>>>
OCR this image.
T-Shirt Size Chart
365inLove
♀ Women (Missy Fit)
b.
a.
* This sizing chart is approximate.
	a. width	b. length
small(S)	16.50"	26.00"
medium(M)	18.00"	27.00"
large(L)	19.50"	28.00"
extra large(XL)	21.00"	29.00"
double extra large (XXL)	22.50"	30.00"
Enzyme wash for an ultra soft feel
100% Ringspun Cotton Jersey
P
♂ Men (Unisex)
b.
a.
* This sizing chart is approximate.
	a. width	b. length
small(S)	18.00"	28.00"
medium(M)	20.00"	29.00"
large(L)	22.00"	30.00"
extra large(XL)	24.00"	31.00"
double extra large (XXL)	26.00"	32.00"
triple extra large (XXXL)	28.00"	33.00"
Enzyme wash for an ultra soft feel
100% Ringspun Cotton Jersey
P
<<<
> Work instruction: Every word of the data above should be given again, exactly as it stands.

> The completed task:
OCR this image.
T-Shirt Size Chart
365inLove
♀ Women (Missy Fit)
b.
a.
* This sizing chart is approximate.
	a. width	b. length
small(S)	16.50"	26.00"
medium(M)	18.00"	27.00"
large(L)	19.50"	28.00"
extra large(XL)	21.00"	29.00"
double extra large (XXL)	22.50"	30.00"
Enzyme wash for an ultra soft feel
100% Ringspun Cotton Jersey
P
♂ Men (Unisex)
b.
a.
* This sizing chart is approximate.
	a. width	b. length
small(S)	18.00"	28.00"
medium(M)	20.00"	29.00"
large(L)	22.00"	30.00"
extra large(XL)	24.00"	31.00"
double extra large (XXL)	26.00"	32.00"
triple extra large (XXXL)	28.00"	33.00"
Enzyme wash for an ultra soft feel
100% Ringspun Cotton Jersey
P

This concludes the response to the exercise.